§ Exercise requirements:
Scan the data below for the string "test". Copy every line where it appears.

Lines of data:
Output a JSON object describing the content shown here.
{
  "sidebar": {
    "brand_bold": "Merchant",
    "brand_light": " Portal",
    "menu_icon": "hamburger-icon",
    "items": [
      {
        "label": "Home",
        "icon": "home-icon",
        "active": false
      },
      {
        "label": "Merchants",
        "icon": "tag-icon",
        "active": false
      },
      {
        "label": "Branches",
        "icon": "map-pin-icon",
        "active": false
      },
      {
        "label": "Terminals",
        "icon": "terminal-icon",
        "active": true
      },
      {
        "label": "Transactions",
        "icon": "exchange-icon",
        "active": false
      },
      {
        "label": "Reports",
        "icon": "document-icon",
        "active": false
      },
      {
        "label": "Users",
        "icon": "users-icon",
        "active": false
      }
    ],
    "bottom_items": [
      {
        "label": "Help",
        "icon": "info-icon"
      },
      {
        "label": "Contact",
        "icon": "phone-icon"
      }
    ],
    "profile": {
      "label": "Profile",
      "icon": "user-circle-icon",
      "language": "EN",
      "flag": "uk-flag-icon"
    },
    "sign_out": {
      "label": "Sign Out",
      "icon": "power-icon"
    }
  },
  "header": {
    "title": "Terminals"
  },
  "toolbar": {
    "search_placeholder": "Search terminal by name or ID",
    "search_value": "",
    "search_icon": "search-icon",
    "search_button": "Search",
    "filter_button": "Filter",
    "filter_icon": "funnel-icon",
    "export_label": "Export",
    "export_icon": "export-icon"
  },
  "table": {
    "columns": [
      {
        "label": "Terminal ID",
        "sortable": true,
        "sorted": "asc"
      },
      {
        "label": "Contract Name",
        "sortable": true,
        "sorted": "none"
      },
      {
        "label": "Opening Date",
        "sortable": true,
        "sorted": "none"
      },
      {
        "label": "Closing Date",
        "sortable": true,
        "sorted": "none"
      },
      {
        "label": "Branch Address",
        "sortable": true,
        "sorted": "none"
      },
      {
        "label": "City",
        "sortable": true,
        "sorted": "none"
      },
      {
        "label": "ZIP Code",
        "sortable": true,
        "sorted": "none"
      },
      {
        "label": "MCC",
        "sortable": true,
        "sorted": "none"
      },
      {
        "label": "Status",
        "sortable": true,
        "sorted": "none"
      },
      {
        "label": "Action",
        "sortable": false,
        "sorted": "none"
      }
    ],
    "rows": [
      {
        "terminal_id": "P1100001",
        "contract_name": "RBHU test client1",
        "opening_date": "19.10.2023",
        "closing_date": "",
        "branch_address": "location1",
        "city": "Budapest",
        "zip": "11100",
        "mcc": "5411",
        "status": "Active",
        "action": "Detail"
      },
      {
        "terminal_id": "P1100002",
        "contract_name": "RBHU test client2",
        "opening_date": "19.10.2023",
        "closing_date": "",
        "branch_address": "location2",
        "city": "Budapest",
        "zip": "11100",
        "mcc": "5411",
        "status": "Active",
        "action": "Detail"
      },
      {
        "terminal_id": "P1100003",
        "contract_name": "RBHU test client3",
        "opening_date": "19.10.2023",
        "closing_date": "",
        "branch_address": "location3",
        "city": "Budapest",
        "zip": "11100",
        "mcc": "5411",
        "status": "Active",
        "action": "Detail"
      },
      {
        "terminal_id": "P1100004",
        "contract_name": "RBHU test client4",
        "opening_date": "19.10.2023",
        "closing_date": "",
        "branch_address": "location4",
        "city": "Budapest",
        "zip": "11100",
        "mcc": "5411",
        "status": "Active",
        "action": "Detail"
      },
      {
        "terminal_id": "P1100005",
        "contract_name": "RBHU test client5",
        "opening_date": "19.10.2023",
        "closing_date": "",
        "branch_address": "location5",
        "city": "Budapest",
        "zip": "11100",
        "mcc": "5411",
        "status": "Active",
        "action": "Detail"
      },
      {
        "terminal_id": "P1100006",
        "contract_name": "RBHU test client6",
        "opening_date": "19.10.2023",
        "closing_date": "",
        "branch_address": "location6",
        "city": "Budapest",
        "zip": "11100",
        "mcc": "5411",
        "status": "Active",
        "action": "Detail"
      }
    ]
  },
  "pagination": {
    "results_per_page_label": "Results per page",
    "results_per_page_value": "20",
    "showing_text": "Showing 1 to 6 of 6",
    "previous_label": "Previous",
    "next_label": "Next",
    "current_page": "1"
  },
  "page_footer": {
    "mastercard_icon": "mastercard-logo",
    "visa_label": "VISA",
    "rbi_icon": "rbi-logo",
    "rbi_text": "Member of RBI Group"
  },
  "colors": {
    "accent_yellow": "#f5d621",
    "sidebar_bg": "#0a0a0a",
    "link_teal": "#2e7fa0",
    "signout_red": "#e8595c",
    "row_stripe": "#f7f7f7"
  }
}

§ Task solution:
        "contract_name": "RBHU test client1",
        "contract_name": "RBHU test client2",
        "contract_name": "RBHU test client3",
        "contract_name": "RBHU test client4",
        "contract_name": "RBHU test client5",
        "contract_name": "RBHU test client6",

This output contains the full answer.